Output all of the entries below precisely as written.
═══ EXTRACTED DATA ═══
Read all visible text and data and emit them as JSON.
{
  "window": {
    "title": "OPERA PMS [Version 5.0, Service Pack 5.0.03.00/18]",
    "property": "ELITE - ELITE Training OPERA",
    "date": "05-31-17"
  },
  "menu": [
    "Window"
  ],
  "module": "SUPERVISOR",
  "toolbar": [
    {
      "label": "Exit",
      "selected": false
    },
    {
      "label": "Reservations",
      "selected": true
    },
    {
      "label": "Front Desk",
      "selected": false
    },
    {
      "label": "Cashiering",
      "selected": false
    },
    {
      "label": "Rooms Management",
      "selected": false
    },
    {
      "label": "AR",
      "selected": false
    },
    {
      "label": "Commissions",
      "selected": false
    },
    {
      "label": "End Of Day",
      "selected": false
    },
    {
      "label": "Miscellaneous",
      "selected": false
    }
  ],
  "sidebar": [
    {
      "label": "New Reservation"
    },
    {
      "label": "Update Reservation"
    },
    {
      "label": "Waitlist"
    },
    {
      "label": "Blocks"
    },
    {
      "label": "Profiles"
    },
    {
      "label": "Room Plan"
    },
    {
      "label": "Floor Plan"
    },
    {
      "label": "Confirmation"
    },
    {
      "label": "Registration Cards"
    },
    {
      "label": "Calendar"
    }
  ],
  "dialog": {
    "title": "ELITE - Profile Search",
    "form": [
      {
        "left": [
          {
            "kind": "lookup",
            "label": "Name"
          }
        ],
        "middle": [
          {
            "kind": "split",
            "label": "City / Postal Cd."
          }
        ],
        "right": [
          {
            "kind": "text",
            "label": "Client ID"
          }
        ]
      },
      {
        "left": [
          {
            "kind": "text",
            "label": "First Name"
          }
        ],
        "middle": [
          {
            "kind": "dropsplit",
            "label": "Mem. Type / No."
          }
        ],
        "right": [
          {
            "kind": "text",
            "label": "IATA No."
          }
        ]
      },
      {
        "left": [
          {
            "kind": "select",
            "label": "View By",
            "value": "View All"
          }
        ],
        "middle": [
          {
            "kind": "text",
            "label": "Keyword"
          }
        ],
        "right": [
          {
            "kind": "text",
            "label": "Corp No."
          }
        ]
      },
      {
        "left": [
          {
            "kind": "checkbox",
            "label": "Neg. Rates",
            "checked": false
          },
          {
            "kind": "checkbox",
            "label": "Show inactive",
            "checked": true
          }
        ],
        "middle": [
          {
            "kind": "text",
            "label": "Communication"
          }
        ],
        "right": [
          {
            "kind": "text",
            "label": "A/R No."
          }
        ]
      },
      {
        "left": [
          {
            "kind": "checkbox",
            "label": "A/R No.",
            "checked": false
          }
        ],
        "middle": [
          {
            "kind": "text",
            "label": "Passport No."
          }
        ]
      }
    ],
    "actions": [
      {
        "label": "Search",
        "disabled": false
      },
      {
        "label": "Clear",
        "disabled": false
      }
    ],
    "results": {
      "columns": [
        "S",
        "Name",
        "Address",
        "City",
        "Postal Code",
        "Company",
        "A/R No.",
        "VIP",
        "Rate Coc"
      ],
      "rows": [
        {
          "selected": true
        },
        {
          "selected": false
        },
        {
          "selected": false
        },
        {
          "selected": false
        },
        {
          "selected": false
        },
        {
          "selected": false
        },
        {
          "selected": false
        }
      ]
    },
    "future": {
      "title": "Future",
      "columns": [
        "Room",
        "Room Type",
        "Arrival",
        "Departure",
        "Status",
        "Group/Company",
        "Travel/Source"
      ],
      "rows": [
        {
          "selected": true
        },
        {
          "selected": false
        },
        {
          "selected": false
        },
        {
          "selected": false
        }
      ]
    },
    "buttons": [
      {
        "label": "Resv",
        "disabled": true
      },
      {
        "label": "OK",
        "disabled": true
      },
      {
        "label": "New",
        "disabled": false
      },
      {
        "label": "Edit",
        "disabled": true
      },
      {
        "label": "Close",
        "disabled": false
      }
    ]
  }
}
═══
§ **TASK RESPONSE**:
Read all visible text and data and emit them as JSON.
{
  "window": {
    "title": "OPERA PMS [Version 5.0, Service Pack 5.0.03.00/18]",
    "property": "ELITE - ELITE Training OPERA",
    "date": "05-31-17"
  },
  "menu": [
    "Window"
  ],
  "module": "SUPERVISOR",
  "toolbar": [
    {
      "label": "Exit",
      "selected": false
    },
    {
      "label": "Reservations",
      "selected": true
    },
    {
      "label": "Front Desk",
      "selected": false
    },
    {
      "label": "Cashiering",
      "selected": false
    },
    {
      "label": "Rooms Management",
      "selected": false
    },
    {
      "label": "AR",
      "selected": false
    },
    {
      "label": "Commissions",
      "selected": false
    },
    {
      "label": "End Of Day",
      "selected": false
    },
    {
      "label": "Miscellaneous",
      "selected": false
    }
  ],
  "sidebar": [
    {
      "label": "New Reservation"
    },
    {
      "label": "Update Reservation"
    },
    {
      "label": "Waitlist"
    },
    {
      "label": "Blocks"
    },
    {
      "label": "Profiles"
    },
    {
      "label": "Room Plan"
    },
    {
      "label": "Floor Plan"
    },
    {
      "label": "Confirmation"
    },
    {
      "label": "Registration Cards"
    },
    {
      "label": "Calendar"
    }
  ],
  "dialog": {
    "title": "ELITE - Profile Search",
    "form": [
      {
        "left": [
          {
            "kind": "lookup",
            "label": "Name"
          }
        ],
        "middle": [
          {
            "kind": "split",
            "label": "City / Postal Cd."
          }
        ],
        "right": [
          {
            "kind": "text",
            "label": "Client ID"
          }
        ]
      },
      {
        "left": [
          {
            "kind": "text",
            "label": "First Name"
          }
        ],
        "middle": [
          {
            "kind": "dropsplit",
            "label": "Mem. Type / No."
          }
        ],
        "right": [
          {
            "kind": "text",
            "label": "IATA No."
          }
        ]
      },
      {
        "left": [
          {
            "kind": "select",
            "label": "View By",
            "value": "View All"
          }
        ],
        "middle": [
          {
            "kind": "text",
            "label": "Keyword"
          }
        ],
        "right": [
          {
            "kind": "text",
            "label": "Corp No."
          }
        ]
      },
      {
        "left": [
          {
            "kind": "checkbox",
            "label": "Neg. Rates",
            "checked": false
          },
          {
            "kind": "checkbox",
            "label": "Show inactive",
            "checked": true
          }
        ],
        "middle": [
          {
            "kind": "text",
            "label": "Communication"
          }
        ],
        "right": [
          {
            "kind": "text",
            "label": "A/R No."
          }
        ]
      },
      {
        "left": [
          {
            "kind": "checkbox",
            "label": "A/R No.",
            "checked": false
          }
        ],
        "middle": [
          {
            "kind": "text",
            "label": "Passport No."
          }
        ]
      }
    ],
    "actions": [
      {
        "label": "Search",
        "disabled": false
      },
      {
        "label": "Clear",
        "disabled": false
      }
    ],
    "results": {
      "columns": [
        "S",
        "Name",
        "Address",
        "City",
        "Postal Code",
        "Company",
        "A/R No.",
        "VIP",
        "Rate Coc"
      ],
      "rows": [
        {
          "selected": true
        },
        {
          "selected": false
        },
        {
          "selected": false
        },
        {
          "selected": false
        },
        {
          "selected": false
        },
        {
          "selected": false
        },
        {
          "selected": false
        }
      ]
    },
    "future": {
      "title": "Future",
      "columns": [
        "Room",
        "Room Type",
        "Arrival",
        "Departure",
        "Status",
        "Group/Company",
        "Travel/Source"
      ],
      "rows": [
        {
          "selected": true
        },
        {
          "selected": false
        },
        {
          "selected": false
        },
        {
          "selected": false
        }
      ]
    },
    "buttons": [
      {
        "label": "Resv",
        "disabled": true
      },
      {
        "label": "OK",
        "disabled": true
      },
      {
        "label": "New",
        "disabled": false
      },
      {
        "label": "Edit",
        "disabled": true
      },
      {
        "label": "Close",
        "disabled": false
      }
    ]
  }
}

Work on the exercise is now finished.